TO BE DONE: Scan the lines below; pull out those with "that".

MATERIALS PROVIDED:

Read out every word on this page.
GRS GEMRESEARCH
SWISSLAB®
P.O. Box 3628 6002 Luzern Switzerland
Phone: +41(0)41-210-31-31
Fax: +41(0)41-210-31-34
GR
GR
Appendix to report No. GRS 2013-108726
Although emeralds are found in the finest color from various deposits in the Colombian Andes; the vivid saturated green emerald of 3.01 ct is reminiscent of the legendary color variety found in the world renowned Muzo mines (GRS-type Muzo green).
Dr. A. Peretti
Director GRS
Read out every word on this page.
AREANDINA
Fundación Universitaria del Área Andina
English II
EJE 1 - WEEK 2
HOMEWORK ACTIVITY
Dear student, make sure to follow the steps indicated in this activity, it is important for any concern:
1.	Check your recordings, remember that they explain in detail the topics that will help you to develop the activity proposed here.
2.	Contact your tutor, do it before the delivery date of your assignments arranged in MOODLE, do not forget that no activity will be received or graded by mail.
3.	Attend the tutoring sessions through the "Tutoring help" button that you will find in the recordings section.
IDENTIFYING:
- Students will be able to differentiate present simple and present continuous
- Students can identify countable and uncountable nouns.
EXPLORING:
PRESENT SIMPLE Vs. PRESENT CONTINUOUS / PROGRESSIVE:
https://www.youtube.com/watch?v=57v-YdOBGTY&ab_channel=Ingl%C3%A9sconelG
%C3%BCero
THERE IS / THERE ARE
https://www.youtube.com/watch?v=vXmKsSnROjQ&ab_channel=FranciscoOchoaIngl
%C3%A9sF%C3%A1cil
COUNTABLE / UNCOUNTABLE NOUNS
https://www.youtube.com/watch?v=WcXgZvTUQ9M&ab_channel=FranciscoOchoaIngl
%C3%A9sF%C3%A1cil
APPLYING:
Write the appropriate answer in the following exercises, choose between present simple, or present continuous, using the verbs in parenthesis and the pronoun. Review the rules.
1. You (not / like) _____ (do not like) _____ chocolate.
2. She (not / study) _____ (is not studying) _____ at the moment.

EXERCISE ANSWER:
1.	Check your recordings, remember that they explain in detail the topics that will help you to develop the activity proposed here.
2.	Contact your tutor, do it before the delivery date of your assignments arranged in MOODLE, do not forget that no activity will be received or graded by mail.
3.	Attend the tutoring sessions through the "Tutoring help" button that you will find in the recordings section.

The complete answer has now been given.